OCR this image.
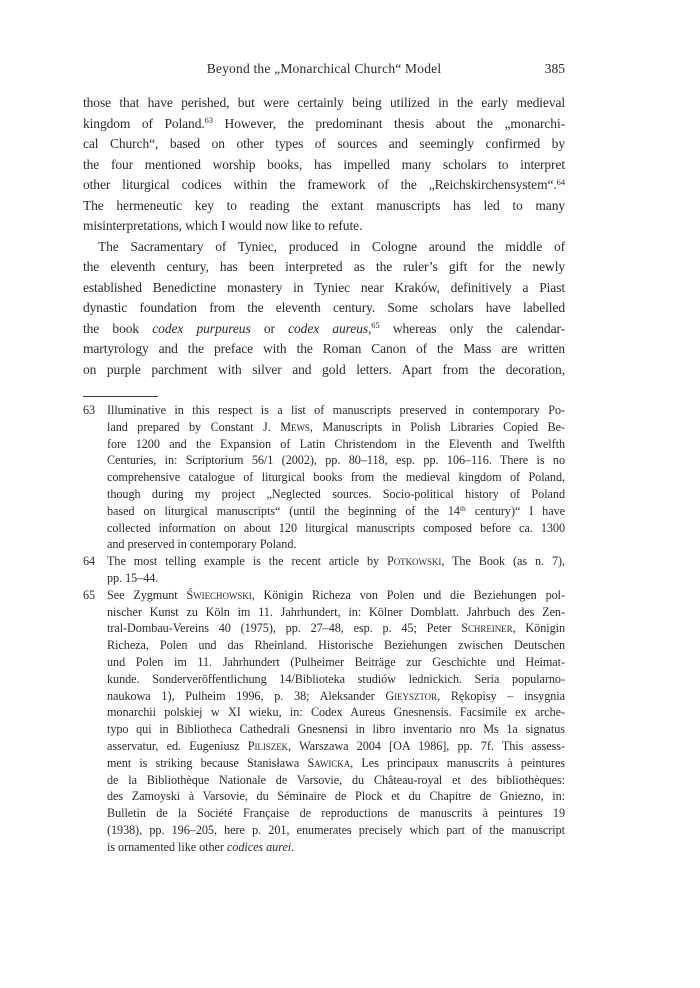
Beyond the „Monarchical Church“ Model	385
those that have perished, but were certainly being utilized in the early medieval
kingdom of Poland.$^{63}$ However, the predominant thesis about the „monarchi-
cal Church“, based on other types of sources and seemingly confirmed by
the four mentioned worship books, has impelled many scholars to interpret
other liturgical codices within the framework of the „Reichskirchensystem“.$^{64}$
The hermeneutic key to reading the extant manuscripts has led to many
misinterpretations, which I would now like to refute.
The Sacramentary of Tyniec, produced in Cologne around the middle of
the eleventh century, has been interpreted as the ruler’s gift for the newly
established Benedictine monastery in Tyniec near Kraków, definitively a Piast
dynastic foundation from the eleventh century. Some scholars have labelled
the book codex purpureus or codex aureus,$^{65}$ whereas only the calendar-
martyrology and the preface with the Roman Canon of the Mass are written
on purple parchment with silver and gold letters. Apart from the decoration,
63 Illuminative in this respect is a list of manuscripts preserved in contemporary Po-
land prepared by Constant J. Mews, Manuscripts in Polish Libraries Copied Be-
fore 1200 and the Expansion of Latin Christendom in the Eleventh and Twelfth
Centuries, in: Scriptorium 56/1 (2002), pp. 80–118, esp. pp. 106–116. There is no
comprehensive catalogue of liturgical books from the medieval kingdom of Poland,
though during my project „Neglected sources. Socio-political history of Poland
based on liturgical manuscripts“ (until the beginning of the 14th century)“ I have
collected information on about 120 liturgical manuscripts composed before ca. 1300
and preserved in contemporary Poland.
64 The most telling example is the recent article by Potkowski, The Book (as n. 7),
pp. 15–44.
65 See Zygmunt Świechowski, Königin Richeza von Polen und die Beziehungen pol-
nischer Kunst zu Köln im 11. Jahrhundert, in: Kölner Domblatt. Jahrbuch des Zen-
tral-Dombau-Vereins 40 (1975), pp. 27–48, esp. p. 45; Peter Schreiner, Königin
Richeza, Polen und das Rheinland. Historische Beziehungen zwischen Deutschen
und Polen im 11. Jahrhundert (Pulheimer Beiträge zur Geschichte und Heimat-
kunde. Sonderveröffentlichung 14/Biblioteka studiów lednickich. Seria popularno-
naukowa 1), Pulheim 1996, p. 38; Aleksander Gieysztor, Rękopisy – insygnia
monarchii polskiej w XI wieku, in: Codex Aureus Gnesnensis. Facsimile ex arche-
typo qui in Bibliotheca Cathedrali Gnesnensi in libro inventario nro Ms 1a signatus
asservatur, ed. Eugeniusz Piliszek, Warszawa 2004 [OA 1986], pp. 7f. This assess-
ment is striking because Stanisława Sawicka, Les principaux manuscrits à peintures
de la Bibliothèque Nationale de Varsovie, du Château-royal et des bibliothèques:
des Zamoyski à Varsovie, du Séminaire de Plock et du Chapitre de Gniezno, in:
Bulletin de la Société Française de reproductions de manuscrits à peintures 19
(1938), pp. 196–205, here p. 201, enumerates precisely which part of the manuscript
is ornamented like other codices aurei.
************
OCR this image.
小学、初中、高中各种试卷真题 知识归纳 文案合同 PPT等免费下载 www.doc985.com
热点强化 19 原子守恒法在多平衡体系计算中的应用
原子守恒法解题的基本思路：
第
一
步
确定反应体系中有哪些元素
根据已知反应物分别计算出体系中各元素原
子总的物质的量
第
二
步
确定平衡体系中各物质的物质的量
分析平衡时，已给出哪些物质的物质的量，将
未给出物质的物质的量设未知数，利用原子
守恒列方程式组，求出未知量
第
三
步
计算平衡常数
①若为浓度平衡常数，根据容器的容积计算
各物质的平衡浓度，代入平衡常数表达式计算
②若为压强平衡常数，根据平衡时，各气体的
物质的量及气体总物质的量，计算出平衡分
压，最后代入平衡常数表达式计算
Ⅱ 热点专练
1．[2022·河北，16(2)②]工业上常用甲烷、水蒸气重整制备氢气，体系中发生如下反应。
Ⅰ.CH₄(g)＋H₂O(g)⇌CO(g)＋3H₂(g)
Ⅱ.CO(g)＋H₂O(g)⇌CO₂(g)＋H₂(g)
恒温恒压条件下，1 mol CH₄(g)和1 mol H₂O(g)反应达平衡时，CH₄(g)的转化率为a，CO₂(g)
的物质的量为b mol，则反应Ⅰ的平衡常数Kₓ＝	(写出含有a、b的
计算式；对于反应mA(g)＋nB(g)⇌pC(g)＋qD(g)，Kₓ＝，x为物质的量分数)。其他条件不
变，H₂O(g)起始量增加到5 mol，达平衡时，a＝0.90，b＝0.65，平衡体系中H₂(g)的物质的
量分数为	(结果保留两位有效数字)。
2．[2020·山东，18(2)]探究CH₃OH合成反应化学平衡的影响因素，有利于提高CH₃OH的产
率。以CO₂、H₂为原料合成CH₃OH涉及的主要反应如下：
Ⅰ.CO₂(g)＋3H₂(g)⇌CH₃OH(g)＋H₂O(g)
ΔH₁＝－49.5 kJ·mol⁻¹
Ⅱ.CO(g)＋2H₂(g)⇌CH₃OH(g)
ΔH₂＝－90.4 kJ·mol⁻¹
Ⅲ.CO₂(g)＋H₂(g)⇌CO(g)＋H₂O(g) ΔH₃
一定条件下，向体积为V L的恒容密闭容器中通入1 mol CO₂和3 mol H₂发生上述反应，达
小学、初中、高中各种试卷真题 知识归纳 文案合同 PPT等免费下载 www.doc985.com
************
(What to do): List the lines of the material in which the word "Jahrhundert" occurs.

(Full output):
nischer Kunst zu Köln im 11. Jahrhundert, in: Kölner Domblatt. Jahrbuch des Zen-
und Polen im 11. Jahrhundert (Pulheimer Beiträge zur Geschichte und Heimat-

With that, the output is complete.